--- Begin Information given ---

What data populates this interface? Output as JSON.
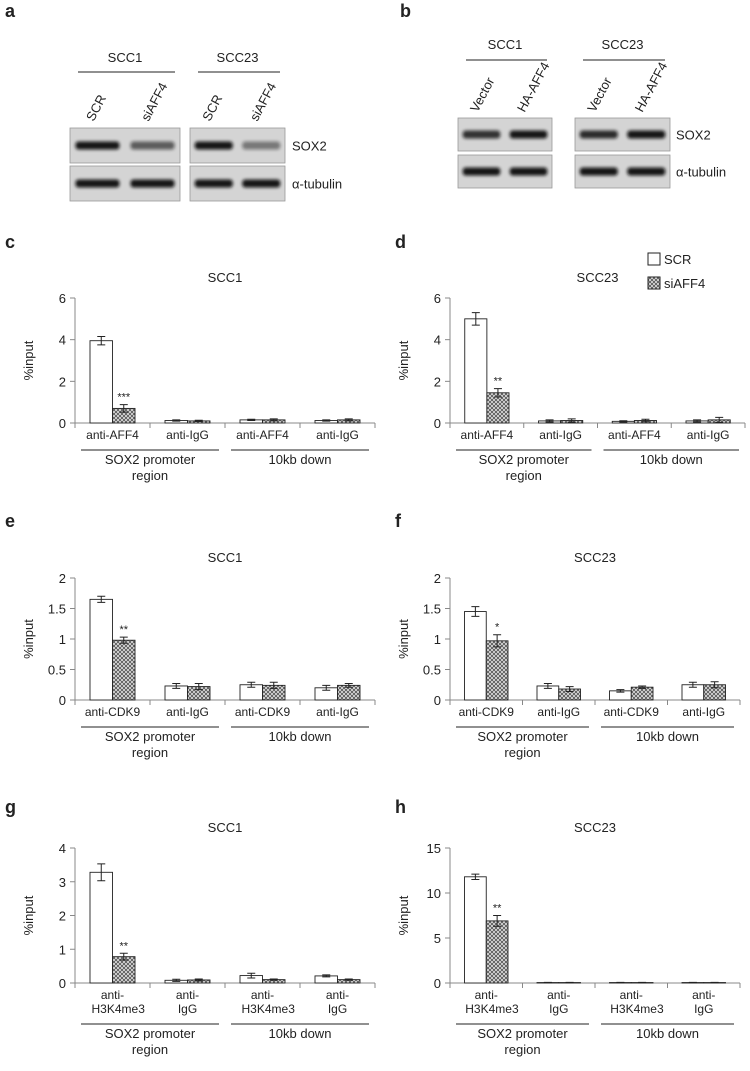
{
  "blots": [
    {
      "label": "a",
      "groups": [
        {
          "name": "SCC1",
          "lanes": [
            "SCR",
            "siAFF4"
          ]
        },
        {
          "name": "SCC23",
          "lanes": [
            "SCR",
            "siAFF4"
          ]
        }
      ],
      "rows": [
        "SOX2",
        "α-tubulin"
      ]
    },
    {
      "label": "b",
      "groups": [
        {
          "name": "SCC1",
          "lanes": [
            "Vector",
            "HA-AFF4"
          ]
        },
        {
          "name": "SCC23",
          "lanes": [
            "Vector",
            "HA-AFF4"
          ]
        }
      ],
      "rows": [
        "SOX2",
        "α-tubulin"
      ]
    }
  ],
  "chart_data": [
    {
      "type": "bar",
      "label": "c",
      "title": "SCC1",
      "ylabel": "%input",
      "categories": [
        "anti-AFF4",
        "anti-IgG",
        "anti-AFF4",
        "anti-IgG"
      ],
      "groups": [
        "SOX2 promoter region",
        "10kb down"
      ],
      "series": [
        {
          "color": "#ffffff",
          "values": [
            3.95,
            0.12,
            0.15,
            0.12
          ],
          "errors": [
            0.2,
            0.03,
            0.03,
            0.03
          ]
        },
        {
          "color": "#555555",
          "pattern": "crosshatch",
          "values": [
            0.7,
            0.1,
            0.15,
            0.15
          ],
          "errors": [
            0.18,
            0.03,
            0.05,
            0.05
          ],
          "significance": [
            "***",
            null,
            null,
            null
          ]
        }
      ],
      "ylim": [
        0,
        6
      ],
      "yticks": [
        0,
        2,
        4,
        6
      ]
    },
    {
      "type": "bar",
      "label": "d",
      "title": "SCC23",
      "ylabel": "%input",
      "categories": [
        "anti-AFF4",
        "anti-IgG",
        "anti-AFF4",
        "anti-IgG"
      ],
      "groups": [
        "SOX2 promoter region",
        "10kb down"
      ],
      "series": [
        {
          "name": "SCR",
          "color": "#ffffff",
          "values": [
            5.0,
            0.1,
            0.08,
            0.1
          ],
          "errors": [
            0.3,
            0.05,
            0.03,
            0.05
          ]
        },
        {
          "name": "siAFF4",
          "color": "#555555",
          "pattern": "crosshatch",
          "values": [
            1.45,
            0.12,
            0.12,
            0.15
          ],
          "errors": [
            0.2,
            0.08,
            0.06,
            0.12
          ],
          "significance": [
            "**",
            null,
            null,
            null
          ]
        }
      ],
      "ylim": [
        0,
        6
      ],
      "yticks": [
        0,
        2,
        4,
        6
      ],
      "legend": "upper right"
    },
    {
      "type": "bar",
      "label": "e",
      "title": "SCC1",
      "ylabel": "%input",
      "categories": [
        "anti-CDK9",
        "anti-IgG",
        "anti-CDK9",
        "anti-IgG"
      ],
      "groups": [
        "SOX2 promoter region",
        "10kb down"
      ],
      "series": [
        {
          "color": "#ffffff",
          "values": [
            1.65,
            0.23,
            0.25,
            0.2
          ],
          "errors": [
            0.05,
            0.04,
            0.04,
            0.04
          ]
        },
        {
          "color": "#555555",
          "pattern": "crosshatch",
          "values": [
            0.98,
            0.22,
            0.24,
            0.24
          ],
          "errors": [
            0.05,
            0.05,
            0.05,
            0.03
          ],
          "significance": [
            "**",
            null,
            null,
            null
          ]
        }
      ],
      "ylim": [
        0,
        2
      ],
      "yticks": [
        0,
        0.5,
        1,
        1.5,
        2
      ]
    },
    {
      "type": "bar",
      "label": "f",
      "title": "SCC23",
      "ylabel": "%input",
      "categories": [
        "anti-CDK9",
        "anti-IgG",
        "anti-CDK9",
        "anti-IgG"
      ],
      "groups": [
        "SOX2 promoter region",
        "10kb down"
      ],
      "series": [
        {
          "color": "#ffffff",
          "values": [
            1.45,
            0.23,
            0.15,
            0.25
          ],
          "errors": [
            0.08,
            0.04,
            0.02,
            0.04
          ]
        },
        {
          "color": "#555555",
          "pattern": "crosshatch",
          "values": [
            0.97,
            0.18,
            0.21,
            0.25
          ],
          "errors": [
            0.1,
            0.04,
            0.02,
            0.05
          ],
          "significance": [
            "*",
            null,
            null,
            null
          ]
        }
      ],
      "ylim": [
        0,
        2
      ],
      "yticks": [
        0,
        0.5,
        1,
        1.5,
        2
      ]
    },
    {
      "type": "bar",
      "label": "g",
      "title": "SCC1",
      "ylabel": "%input",
      "categories": [
        "anti-H3K4me3",
        "anti-IgG",
        "anti-H3K4me3",
        "anti-IgG"
      ],
      "groups": [
        "SOX2 promoter region",
        "10kb down"
      ],
      "series": [
        {
          "color": "#ffffff",
          "values": [
            3.28,
            0.08,
            0.22,
            0.21
          ],
          "errors": [
            0.25,
            0.03,
            0.07,
            0.03
          ]
        },
        {
          "color": "#555555",
          "pattern": "crosshatch",
          "values": [
            0.78,
            0.09,
            0.1,
            0.1
          ],
          "errors": [
            0.1,
            0.03,
            0.02,
            0.02
          ],
          "significance": [
            "**",
            null,
            null,
            null
          ]
        }
      ],
      "ylim": [
        0,
        4
      ],
      "yticks": [
        0,
        1,
        2,
        3,
        4
      ]
    },
    {
      "type": "bar",
      "label": "h",
      "title": "SCC23",
      "ylabel": "%input",
      "categories": [
        "anti-H3K4me3",
        "anti-IgG",
        "anti-H3K4me3",
        "anti-IgG"
      ],
      "groups": [
        "SOX2 promoter region",
        "10kb down"
      ],
      "series": [
        {
          "color": "#ffffff",
          "values": [
            11.8,
            0.05,
            0.05,
            0.05
          ],
          "errors": [
            0.3,
            0.02,
            0.02,
            0.02
          ]
        },
        {
          "color": "#555555",
          "pattern": "crosshatch",
          "values": [
            6.9,
            0.05,
            0.05,
            0.05
          ],
          "errors": [
            0.6,
            0.02,
            0.02,
            0.02
          ],
          "significance": [
            "**",
            null,
            null,
            null
          ]
        }
      ],
      "ylim": [
        0,
        15
      ],
      "yticks": [
        0,
        5,
        10,
        15
      ]
    }
  ]
}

--- End Information given ---

## Problem to solve
Any pictures should be dropped; transcribe the rest of the records above exactly.

## Response to the task
What data populates this interface? Output as JSON.
{
  "blots": [
    {
      "label": "a",
      "groups": [
        {
          "name": "SCC1",
          "lanes": [
            "SCR",
            "siAFF4"
          ]
        },
        {
          "name": "SCC23",
          "lanes": [
            "SCR",
            "siAFF4"
          ]
        }
      ],
      "rows": [
        "SOX2",
        "α-tubulin"
      ]
    },
    {
      "label": "b",
      "groups": [
        {
          "name": "SCC1",
          "lanes": [
            "Vector",
            "HA-AFF4"
          ]
        },
        {
          "name": "SCC23",
          "lanes": [
            "Vector",
            "HA-AFF4"
          ]
        }
      ],
      "rows": [
        "SOX2",
        "α-tubulin"
      ]
    }
  ],
  "chart_data": [
    {
      "type": "bar",
      "label": "c",
      "title": "SCC1",
      "ylabel": "%input",
      "categories": [
        "anti-AFF4",
        "anti-IgG",
        "anti-AFF4",
        "anti-IgG"
      ],
      "groups": [
        "SOX2 promoter region",
        "10kb down"
      ],
      "series": [
        {
          "color": "#ffffff",
          "values": [
            3.95,
            0.12,
            0.15,
            0.12
          ],
          "errors": [
            0.2,
            0.03,
            0.03,
            0.03
          ]
        },
        {
          "color": "#555555",
          "pattern": "crosshatch",
          "values": [
            0.7,
            0.1,
            0.15,
            0.15
          ],
          "errors": [
            0.18,
            0.03,
            0.05,
            0.05
          ],
          "significance": [
            "***",
            null,
            null,
            null
          ]
        }
      ],
      "ylim": [
        0,
        6
      ],
      "yticks": [
        0,
        2,
        4,
        6
      ]
    },
    {
      "type": "bar",
      "label": "d",
      "title": "SCC23",
      "ylabel": "%input",
      "categories": [
        "anti-AFF4",
        "anti-IgG",
        "anti-AFF4",
        "anti-IgG"
      ],
      "groups": [
        "SOX2 promoter region",
        "10kb down"
      ],
      "series": [
        {
          "name": "SCR",
          "color": "#ffffff",
          "values": [
            5.0,
            0.1,
            0.08,
            0.1
          ],
          "errors": [
            0.3,
            0.05,
            0.03,
            0.05
          ]
        },
        {
          "name": "siAFF4",
          "color": "#555555",
          "pattern": "crosshatch",
          "values": [
            1.45,
            0.12,
            0.12,
            0.15
          ],
          "errors": [
            0.2,
            0.08,
            0.06,
            0.12
          ],
          "significance": [
            "**",
            null,
            null,
            null
          ]
        }
      ],
      "ylim": [
        0,
        6
      ],
      "yticks": [
        0,
        2,
        4,
        6
      ],
      "legend": "upper right"
    },
    {
      "type": "bar",
      "label": "e",
      "title": "SCC1",
      "ylabel": "%input",
      "categories": [
        "anti-CDK9",
        "anti-IgG",
        "anti-CDK9",
        "anti-IgG"
      ],
      "groups": [
        "SOX2 promoter region",
        "10kb down"
      ],
      "series": [
        {
          "color": "#ffffff",
          "values": [
            1.65,
            0.23,
            0.25,
            0.2
          ],
          "errors": [
            0.05,
            0.04,
            0.04,
            0.04
          ]
        },
        {
          "color": "#555555",
          "pattern": "crosshatch",
          "values": [
            0.98,
            0.22,
            0.24,
            0.24
          ],
          "errors": [
            0.05,
            0.05,
            0.05,
            0.03
          ],
          "significance": [
            "**",
            null,
            null,
            null
          ]
        }
      ],
      "ylim": [
        0,
        2
      ],
      "yticks": [
        0,
        0.5,
        1,
        1.5,
        2
      ]
    },
    {
      "type": "bar",
      "label": "f",
      "title": "SCC23",
      "ylabel": "%input",
      "categories": [
        "anti-CDK9",
        "anti-IgG",
        "anti-CDK9",
        "anti-IgG"
      ],
      "groups": [
        "SOX2 promoter region",
        "10kb down"
      ],
      "series": [
        {
          "color": "#ffffff",
          "values": [
            1.45,
            0.23,
            0.15,
            0.25
          ],
          "errors": [
            0.08,
            0.04,
            0.02,
            0.04
          ]
        },
        {
          "color": "#555555",
          "pattern": "crosshatch",
          "values": [
            0.97,
            0.18,
            0.21,
            0.25
          ],
          "errors": [
            0.1,
            0.04,
            0.02,
            0.05
          ],
          "significance": [
            "*",
            null,
            null,
            null
          ]
        }
      ],
      "ylim": [
        0,
        2
      ],
      "yticks": [
        0,
        0.5,
        1,
        1.5,
        2
      ]
    },
    {
      "type": "bar",
      "label": "g",
      "title": "SCC1",
      "ylabel": "%input",
      "categories": [
        "anti-H3K4me3",
        "anti-IgG",
        "anti-H3K4me3",
        "anti-IgG"
      ],
      "groups": [
        "SOX2 promoter region",
        "10kb down"
      ],
      "series": [
        {
          "color": "#ffffff",
          "values": [
            3.28,
            0.08,
            0.22,
            0.21
          ],
          "errors": [
            0.25,
            0.03,
            0.07,
            0.03
          ]
        },
        {
          "color": "#555555",
          "pattern": "crosshatch",
          "values": [
            0.78,
            0.09,
            0.1,
            0.1
          ],
          "errors": [
            0.1,
            0.03,
            0.02,
            0.02
          ],
          "significance": [
            "**",
            null,
            null,
            null
          ]
        }
      ],
      "ylim": [
        0,
        4
      ],
      "yticks": [
        0,
        1,
        2,
        3,
        4
      ]
    },
    {
      "type": "bar",
      "label": "h",
      "title": "SCC23",
      "ylabel": "%input",
      "categories": [
        "anti-H3K4me3",
        "anti-IgG",
        "anti-H3K4me3",
        "anti-IgG"
      ],
      "groups": [
        "SOX2 promoter region",
        "10kb down"
      ],
      "series": [
        {
          "color": "#ffffff",
          "values": [
            11.8,
            0.05,
            0.05,
            0.05
          ],
          "errors": [
            0.3,
            0.02,
            0.02,
            0.02
          ]
        },
        {
          "color": "#555555",
          "pattern": "crosshatch",
          "values": [
            6.9,
            0.05,
            0.05,
            0.05
          ],
          "errors": [
            0.6,
            0.02,
            0.02,
            0.02
          ],
          "significance": [
            "**",
            null,
            null,
            null
          ]
        }
      ],
      "ylim": [
        0,
        15
      ],
      "yticks": [
        0,
        5,
        10,
        15
      ]
    }
  ]
}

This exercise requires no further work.